Collected data:
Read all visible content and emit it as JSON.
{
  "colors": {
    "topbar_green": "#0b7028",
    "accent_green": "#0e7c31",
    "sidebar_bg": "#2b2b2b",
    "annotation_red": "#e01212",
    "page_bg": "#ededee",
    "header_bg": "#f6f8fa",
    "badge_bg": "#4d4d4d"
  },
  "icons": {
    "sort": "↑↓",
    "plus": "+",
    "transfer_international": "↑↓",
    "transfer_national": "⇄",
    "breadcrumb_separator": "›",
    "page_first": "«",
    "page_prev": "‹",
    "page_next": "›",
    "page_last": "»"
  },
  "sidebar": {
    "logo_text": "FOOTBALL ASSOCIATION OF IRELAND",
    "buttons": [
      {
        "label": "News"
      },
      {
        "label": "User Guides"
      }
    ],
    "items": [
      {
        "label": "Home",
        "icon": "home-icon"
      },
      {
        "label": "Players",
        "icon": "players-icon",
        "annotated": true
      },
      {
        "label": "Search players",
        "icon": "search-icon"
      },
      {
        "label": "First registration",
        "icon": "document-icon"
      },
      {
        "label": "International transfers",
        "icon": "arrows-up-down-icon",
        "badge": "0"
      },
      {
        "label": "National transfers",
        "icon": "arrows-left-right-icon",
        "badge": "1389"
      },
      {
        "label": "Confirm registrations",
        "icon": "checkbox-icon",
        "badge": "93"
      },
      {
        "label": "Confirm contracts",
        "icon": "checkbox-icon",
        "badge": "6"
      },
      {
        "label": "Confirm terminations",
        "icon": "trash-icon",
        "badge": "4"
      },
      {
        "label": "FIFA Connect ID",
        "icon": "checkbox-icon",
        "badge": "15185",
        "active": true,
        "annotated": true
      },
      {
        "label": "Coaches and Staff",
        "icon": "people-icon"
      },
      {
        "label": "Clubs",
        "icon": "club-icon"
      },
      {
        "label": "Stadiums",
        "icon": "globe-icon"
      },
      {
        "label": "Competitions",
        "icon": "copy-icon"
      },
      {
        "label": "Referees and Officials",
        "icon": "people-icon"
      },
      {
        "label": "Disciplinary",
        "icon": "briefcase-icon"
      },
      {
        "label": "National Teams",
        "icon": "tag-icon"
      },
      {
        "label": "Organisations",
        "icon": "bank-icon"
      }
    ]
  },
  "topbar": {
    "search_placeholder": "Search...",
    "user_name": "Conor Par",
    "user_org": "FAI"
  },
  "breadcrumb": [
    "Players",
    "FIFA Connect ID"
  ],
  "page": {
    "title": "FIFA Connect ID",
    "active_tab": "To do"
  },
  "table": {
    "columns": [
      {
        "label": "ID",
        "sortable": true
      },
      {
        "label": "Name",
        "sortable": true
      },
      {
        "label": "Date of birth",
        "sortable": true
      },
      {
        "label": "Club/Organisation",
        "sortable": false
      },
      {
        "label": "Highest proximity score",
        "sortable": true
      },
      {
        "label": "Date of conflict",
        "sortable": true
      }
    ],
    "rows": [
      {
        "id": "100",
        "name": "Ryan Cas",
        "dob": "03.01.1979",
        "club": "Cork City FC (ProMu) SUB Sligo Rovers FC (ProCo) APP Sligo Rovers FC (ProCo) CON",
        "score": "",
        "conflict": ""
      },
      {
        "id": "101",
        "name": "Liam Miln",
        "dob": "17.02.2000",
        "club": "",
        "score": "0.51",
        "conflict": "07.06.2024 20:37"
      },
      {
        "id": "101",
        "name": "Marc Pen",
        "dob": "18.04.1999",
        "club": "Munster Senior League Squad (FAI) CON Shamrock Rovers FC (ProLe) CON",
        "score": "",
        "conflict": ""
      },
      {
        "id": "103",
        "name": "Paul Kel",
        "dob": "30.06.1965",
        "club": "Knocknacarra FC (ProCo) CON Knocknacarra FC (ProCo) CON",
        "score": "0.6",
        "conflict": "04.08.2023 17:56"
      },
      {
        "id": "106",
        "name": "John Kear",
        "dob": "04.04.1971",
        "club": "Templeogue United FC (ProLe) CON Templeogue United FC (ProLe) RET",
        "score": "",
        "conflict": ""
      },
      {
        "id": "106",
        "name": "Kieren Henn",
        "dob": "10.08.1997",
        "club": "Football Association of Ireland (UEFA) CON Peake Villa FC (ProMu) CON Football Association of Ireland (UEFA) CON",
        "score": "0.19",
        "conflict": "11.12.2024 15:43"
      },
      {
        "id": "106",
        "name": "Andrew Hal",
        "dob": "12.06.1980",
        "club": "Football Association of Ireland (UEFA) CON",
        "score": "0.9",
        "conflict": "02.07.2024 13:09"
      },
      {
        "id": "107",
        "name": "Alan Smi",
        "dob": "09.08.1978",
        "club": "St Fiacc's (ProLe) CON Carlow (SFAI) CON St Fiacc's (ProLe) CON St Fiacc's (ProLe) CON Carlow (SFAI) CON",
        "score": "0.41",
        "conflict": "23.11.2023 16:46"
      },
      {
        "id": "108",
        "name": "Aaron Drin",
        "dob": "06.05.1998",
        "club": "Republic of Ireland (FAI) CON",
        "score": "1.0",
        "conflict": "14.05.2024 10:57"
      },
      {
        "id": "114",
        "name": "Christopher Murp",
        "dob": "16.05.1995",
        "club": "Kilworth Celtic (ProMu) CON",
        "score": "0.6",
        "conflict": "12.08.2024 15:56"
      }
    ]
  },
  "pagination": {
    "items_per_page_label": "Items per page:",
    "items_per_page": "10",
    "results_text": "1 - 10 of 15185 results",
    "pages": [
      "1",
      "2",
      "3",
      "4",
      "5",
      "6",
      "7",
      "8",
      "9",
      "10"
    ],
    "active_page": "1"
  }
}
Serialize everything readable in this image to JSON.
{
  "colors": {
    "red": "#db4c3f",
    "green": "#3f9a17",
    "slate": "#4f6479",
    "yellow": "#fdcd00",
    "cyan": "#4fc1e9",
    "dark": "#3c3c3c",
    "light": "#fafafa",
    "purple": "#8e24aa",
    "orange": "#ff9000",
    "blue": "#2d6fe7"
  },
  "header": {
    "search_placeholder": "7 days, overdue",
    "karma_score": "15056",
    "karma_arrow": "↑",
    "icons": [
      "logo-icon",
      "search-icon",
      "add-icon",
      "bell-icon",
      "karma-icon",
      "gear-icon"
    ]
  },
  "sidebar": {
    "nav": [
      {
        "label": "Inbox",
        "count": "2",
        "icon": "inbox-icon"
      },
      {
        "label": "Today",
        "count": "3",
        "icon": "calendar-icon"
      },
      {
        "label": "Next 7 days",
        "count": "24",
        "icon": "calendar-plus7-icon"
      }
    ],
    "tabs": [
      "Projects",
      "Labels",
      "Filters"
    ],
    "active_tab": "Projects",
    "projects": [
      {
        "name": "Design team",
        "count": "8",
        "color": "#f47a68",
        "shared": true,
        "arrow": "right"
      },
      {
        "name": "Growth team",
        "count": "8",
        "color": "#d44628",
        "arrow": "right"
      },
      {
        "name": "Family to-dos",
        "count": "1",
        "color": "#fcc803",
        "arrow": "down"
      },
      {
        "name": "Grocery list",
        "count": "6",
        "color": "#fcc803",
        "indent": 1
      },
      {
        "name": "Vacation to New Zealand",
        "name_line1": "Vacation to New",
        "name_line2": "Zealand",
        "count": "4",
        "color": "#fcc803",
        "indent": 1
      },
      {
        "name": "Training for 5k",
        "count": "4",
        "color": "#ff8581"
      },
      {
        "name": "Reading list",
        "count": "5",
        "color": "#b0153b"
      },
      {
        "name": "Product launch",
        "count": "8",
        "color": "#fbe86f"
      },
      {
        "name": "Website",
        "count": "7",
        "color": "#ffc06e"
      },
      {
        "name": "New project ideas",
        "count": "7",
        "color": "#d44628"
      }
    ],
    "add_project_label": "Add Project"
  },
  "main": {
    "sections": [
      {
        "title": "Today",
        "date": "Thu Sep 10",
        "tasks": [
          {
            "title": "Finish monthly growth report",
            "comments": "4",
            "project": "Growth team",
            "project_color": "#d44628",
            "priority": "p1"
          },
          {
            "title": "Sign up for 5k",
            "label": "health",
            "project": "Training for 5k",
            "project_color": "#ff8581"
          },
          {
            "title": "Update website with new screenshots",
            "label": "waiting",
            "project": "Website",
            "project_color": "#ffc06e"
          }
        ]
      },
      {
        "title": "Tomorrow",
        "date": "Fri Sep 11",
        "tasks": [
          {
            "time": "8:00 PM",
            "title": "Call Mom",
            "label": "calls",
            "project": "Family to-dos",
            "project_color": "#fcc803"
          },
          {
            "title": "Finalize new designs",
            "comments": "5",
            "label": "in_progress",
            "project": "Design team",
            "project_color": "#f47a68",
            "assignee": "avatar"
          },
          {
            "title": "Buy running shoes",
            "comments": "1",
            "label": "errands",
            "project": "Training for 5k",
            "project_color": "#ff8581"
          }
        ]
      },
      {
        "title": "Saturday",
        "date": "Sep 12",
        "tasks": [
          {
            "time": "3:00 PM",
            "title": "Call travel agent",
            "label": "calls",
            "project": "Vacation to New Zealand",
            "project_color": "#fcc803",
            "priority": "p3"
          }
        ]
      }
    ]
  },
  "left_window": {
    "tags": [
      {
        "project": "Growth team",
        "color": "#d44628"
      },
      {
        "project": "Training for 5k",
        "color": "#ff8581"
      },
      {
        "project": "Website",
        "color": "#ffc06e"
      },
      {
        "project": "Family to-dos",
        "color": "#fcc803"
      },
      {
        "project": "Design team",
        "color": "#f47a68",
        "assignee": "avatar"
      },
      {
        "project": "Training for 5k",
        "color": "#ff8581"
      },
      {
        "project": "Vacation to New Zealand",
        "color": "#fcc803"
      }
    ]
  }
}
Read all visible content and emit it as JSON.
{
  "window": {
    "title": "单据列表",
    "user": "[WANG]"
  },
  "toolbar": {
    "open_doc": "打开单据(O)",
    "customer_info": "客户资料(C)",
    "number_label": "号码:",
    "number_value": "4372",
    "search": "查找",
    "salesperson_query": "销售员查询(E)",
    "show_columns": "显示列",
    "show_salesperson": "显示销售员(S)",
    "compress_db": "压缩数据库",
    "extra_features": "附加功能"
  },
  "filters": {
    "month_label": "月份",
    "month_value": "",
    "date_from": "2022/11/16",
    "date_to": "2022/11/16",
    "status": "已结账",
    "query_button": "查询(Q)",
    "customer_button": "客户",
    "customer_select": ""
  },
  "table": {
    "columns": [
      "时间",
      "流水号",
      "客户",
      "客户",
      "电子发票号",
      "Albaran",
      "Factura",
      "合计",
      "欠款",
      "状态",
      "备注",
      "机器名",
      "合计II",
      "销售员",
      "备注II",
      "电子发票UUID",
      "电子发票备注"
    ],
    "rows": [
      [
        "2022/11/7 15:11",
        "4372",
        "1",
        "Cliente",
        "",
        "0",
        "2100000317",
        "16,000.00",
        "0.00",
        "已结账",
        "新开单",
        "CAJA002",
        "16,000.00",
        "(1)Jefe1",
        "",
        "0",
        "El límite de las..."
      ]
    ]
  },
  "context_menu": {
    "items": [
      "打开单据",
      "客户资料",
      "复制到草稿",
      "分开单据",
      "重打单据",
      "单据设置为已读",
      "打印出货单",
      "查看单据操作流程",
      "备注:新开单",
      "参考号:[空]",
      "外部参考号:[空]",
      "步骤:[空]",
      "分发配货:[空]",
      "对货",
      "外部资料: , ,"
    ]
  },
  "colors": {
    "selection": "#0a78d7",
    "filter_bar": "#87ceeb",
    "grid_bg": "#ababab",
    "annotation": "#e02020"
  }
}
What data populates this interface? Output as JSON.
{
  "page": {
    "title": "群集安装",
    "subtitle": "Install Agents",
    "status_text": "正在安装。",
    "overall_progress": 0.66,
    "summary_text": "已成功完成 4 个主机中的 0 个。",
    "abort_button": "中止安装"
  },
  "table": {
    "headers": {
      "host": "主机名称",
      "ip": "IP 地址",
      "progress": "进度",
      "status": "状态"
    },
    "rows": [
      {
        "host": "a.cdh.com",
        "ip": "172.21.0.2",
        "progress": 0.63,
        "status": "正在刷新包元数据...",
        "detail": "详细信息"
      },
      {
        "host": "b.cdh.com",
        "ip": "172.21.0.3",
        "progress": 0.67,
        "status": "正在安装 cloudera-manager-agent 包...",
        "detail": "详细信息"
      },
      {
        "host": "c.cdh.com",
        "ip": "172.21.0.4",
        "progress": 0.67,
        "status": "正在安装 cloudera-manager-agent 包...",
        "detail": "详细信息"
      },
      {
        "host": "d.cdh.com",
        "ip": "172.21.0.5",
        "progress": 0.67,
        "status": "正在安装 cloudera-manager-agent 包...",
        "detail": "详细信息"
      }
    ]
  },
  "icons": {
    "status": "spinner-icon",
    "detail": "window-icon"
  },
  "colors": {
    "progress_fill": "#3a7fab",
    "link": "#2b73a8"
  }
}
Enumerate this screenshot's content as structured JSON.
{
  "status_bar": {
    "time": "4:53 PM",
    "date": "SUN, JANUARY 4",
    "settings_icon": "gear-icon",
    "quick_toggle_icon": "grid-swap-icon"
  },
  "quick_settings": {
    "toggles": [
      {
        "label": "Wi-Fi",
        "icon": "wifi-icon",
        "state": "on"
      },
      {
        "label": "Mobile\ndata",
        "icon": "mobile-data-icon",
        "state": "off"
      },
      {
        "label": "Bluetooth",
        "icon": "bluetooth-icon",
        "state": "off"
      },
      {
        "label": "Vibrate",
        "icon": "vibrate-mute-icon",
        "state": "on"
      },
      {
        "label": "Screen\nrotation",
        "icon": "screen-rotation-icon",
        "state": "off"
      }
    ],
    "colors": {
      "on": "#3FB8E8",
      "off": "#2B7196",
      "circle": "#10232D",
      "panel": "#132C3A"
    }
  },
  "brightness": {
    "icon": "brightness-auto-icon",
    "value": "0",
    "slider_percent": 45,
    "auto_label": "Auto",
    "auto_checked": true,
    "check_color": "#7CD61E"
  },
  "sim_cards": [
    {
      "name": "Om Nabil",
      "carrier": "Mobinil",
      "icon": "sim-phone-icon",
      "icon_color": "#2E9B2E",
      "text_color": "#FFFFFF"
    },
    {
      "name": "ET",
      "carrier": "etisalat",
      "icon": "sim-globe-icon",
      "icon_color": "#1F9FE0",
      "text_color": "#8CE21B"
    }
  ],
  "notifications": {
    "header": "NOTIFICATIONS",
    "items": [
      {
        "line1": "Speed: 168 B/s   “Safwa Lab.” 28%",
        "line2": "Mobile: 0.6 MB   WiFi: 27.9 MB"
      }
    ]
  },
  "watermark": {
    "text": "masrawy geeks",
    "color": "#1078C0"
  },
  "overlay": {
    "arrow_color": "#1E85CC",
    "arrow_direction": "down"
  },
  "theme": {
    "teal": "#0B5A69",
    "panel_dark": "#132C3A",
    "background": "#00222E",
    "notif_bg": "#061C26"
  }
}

**GIVEN TASK**
Lines that hold the word "Zealand" are the ones to return, every one of them.

**RESPONSE FOR THIS EXERCISE**
        "name": "Vacation to New Zealand",
        "name_line2": "Zealand",
            "project": "Vacation to New Zealand",
        "project": "Vacation to New Zealand",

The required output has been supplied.